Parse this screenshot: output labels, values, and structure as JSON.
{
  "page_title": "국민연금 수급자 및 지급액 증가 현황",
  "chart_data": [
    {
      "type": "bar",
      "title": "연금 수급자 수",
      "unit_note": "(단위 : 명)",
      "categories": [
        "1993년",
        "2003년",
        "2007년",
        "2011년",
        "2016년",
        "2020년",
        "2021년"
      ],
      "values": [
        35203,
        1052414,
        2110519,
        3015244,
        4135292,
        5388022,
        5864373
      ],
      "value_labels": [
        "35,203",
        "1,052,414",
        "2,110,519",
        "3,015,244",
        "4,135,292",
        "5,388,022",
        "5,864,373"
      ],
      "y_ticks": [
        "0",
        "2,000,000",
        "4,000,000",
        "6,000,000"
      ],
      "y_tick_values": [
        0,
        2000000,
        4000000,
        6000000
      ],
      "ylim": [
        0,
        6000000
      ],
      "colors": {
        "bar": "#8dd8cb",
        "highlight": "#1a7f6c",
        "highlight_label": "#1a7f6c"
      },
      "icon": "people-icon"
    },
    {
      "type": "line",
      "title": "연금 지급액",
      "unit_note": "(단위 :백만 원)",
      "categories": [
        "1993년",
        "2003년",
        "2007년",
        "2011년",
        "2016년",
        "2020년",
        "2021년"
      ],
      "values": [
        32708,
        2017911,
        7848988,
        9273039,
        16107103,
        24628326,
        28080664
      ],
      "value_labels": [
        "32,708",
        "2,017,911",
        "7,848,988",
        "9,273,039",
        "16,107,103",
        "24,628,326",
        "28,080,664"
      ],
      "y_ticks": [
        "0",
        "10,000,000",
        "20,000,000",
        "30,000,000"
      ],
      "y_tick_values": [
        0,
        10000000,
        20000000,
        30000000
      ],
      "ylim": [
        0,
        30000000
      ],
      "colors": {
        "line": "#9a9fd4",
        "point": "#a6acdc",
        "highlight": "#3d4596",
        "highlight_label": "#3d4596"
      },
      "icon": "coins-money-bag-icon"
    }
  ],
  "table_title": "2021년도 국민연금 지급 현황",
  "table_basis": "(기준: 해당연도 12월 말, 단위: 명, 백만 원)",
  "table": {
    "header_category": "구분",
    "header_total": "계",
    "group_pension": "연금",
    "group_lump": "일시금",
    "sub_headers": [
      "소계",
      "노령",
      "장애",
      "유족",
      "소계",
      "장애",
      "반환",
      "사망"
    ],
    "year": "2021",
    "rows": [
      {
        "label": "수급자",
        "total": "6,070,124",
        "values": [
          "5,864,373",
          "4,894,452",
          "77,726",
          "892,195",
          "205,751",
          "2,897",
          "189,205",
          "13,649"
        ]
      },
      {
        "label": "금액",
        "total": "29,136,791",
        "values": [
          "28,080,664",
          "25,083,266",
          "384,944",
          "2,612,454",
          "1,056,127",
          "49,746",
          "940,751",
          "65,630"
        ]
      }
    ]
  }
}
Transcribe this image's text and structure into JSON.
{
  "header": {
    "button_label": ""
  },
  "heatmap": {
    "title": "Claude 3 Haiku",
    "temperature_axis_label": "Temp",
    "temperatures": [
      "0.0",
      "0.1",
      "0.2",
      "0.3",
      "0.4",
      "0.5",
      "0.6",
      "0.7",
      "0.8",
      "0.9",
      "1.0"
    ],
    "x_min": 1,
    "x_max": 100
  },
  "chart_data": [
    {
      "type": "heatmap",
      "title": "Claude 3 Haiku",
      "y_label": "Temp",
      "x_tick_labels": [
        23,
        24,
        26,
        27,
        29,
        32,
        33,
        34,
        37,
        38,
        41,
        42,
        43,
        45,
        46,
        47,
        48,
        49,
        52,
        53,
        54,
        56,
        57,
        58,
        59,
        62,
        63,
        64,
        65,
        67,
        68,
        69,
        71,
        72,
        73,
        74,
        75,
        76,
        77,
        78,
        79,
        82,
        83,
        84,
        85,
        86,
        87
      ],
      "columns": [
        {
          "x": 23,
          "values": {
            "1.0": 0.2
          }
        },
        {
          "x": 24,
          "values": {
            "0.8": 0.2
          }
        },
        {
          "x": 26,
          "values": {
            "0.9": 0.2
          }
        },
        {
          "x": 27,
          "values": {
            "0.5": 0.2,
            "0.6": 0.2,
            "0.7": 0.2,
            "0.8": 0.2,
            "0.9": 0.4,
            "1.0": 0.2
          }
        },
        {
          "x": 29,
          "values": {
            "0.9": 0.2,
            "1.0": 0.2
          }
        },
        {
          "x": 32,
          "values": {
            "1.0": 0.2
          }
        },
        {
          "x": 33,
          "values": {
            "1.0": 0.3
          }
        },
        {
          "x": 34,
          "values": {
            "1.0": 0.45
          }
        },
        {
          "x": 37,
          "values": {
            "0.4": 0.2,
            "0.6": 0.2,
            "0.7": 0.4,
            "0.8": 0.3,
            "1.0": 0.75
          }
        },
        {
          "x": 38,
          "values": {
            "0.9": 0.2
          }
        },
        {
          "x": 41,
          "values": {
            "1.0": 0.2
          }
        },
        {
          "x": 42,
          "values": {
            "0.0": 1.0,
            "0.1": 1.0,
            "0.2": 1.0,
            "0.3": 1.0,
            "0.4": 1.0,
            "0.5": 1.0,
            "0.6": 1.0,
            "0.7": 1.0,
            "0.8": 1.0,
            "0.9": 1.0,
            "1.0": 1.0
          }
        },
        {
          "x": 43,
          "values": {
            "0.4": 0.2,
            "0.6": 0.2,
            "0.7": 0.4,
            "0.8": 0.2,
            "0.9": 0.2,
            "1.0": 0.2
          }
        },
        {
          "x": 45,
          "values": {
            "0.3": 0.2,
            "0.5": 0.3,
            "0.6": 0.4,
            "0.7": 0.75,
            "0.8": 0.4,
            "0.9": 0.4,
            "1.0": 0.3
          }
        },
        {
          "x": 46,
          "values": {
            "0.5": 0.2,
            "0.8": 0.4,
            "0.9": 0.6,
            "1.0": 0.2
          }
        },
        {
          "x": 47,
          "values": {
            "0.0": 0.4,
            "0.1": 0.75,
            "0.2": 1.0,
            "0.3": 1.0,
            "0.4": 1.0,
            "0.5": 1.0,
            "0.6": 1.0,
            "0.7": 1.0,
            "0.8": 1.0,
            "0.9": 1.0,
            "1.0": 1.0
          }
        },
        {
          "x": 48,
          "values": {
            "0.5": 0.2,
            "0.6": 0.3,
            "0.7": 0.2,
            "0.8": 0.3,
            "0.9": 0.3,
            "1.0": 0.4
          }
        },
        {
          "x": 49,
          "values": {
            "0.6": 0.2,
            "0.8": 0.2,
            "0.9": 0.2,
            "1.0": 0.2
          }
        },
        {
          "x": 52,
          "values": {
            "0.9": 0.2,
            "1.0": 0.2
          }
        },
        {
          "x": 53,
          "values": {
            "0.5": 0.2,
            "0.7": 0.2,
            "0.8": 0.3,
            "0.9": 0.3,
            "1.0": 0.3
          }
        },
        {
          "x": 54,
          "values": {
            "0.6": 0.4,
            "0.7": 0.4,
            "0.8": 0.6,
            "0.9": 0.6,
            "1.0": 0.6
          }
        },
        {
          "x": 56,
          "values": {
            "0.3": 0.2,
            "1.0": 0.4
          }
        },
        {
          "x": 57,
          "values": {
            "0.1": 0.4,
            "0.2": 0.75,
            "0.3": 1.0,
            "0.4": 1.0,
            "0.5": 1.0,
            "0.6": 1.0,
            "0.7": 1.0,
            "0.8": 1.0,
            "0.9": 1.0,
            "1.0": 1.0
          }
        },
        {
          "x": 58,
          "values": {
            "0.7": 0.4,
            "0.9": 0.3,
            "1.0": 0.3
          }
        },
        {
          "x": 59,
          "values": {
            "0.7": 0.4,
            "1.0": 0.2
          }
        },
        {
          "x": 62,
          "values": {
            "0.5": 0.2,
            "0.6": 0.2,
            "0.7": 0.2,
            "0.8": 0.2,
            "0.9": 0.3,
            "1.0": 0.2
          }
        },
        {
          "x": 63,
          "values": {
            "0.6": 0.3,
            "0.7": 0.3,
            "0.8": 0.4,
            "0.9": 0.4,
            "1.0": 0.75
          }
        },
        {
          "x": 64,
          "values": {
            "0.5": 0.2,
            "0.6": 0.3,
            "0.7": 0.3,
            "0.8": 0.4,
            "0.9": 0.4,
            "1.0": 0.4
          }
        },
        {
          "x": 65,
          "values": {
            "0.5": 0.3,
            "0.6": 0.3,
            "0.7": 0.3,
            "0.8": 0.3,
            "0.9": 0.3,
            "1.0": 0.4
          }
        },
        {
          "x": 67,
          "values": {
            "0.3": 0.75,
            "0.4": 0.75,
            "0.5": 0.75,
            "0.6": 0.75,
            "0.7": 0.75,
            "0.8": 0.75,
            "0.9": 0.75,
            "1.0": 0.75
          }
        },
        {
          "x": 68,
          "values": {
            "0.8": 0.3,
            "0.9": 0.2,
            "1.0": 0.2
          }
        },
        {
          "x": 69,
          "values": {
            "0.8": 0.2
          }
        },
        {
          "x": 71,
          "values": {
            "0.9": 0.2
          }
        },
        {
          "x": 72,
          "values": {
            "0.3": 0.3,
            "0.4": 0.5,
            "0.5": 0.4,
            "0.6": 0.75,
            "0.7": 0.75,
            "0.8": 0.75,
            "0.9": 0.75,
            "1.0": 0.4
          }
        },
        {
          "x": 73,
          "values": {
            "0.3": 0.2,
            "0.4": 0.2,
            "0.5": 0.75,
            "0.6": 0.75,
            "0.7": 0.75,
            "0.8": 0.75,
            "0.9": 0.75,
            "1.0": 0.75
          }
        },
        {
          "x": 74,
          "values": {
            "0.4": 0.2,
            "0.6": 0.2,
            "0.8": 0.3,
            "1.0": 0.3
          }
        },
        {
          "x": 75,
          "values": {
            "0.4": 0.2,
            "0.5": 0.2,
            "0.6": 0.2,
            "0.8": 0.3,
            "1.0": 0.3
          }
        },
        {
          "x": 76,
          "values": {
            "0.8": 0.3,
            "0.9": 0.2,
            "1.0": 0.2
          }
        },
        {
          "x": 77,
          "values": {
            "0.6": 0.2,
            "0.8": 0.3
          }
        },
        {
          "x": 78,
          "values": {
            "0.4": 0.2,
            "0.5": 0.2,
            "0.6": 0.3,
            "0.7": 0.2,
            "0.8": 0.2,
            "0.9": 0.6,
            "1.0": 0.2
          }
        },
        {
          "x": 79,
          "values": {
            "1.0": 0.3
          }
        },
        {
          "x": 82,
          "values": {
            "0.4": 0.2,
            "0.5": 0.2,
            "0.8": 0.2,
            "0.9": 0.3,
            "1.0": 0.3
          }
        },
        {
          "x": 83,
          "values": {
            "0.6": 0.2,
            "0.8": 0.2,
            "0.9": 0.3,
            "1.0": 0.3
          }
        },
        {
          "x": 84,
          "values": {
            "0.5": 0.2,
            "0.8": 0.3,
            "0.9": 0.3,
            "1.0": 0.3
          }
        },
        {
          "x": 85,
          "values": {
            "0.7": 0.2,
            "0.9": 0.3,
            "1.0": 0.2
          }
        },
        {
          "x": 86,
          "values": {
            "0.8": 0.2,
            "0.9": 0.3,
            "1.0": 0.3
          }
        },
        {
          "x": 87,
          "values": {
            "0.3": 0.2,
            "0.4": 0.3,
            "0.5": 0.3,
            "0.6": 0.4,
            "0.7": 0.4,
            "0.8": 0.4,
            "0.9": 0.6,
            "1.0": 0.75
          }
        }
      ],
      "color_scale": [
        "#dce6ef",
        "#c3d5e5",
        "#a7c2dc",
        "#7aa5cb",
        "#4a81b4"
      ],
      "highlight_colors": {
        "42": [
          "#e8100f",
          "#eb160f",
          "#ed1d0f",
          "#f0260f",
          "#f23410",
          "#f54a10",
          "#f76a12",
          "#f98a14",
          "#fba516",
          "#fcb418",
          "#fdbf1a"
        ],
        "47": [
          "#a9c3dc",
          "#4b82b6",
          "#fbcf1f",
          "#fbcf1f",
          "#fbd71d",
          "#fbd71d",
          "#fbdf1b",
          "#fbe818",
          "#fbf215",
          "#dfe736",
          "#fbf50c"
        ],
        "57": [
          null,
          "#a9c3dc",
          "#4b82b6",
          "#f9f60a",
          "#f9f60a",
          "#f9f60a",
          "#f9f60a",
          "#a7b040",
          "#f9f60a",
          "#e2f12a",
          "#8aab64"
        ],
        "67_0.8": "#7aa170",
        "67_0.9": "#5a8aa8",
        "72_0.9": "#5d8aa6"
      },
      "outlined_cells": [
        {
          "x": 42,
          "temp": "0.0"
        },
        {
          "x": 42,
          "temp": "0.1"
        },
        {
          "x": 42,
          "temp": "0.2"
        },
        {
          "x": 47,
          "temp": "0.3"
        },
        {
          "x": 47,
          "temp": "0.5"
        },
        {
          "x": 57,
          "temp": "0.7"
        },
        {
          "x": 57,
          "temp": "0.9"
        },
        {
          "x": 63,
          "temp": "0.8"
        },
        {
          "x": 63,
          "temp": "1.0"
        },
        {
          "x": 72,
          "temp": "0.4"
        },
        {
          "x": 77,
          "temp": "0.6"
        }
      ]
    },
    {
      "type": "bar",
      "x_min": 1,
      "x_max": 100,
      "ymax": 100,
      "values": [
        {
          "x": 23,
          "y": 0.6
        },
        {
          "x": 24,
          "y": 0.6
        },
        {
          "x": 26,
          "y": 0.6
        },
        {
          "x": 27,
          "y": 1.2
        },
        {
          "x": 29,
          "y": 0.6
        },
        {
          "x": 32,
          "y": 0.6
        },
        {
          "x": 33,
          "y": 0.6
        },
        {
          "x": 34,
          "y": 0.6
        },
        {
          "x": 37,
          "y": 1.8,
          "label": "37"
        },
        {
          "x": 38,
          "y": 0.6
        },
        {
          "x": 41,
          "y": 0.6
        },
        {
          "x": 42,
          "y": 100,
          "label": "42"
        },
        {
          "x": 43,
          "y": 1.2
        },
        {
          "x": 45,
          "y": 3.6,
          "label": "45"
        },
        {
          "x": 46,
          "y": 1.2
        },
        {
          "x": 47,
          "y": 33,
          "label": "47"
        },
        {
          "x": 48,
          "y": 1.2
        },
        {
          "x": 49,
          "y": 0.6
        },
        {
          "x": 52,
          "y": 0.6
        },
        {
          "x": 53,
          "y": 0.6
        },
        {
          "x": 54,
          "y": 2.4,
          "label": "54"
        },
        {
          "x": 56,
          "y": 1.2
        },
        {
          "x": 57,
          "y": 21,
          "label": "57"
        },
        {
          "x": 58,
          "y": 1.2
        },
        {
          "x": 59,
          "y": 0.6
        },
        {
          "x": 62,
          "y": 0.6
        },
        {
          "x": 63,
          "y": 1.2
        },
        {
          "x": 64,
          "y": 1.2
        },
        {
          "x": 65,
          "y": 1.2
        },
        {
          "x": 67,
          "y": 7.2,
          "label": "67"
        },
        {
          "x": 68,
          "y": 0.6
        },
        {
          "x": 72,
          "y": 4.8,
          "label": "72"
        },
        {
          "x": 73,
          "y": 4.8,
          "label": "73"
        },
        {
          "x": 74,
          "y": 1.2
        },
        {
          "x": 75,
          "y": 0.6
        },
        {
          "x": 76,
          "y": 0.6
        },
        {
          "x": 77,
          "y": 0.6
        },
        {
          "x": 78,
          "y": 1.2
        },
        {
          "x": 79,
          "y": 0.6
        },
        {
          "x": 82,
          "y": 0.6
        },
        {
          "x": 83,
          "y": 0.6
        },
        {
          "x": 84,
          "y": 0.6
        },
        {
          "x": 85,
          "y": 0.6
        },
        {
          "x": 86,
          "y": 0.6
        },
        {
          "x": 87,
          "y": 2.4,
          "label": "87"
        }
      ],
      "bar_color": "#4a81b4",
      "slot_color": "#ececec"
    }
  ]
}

☆ ☆ ☆ ☆

Go through the records. Copy each line where "국민연금" appears.

  "page_title": "국민연금 수급자 및 지급액 증가 현황",
  "table_title": "2021년도 국민연금 지급 현황",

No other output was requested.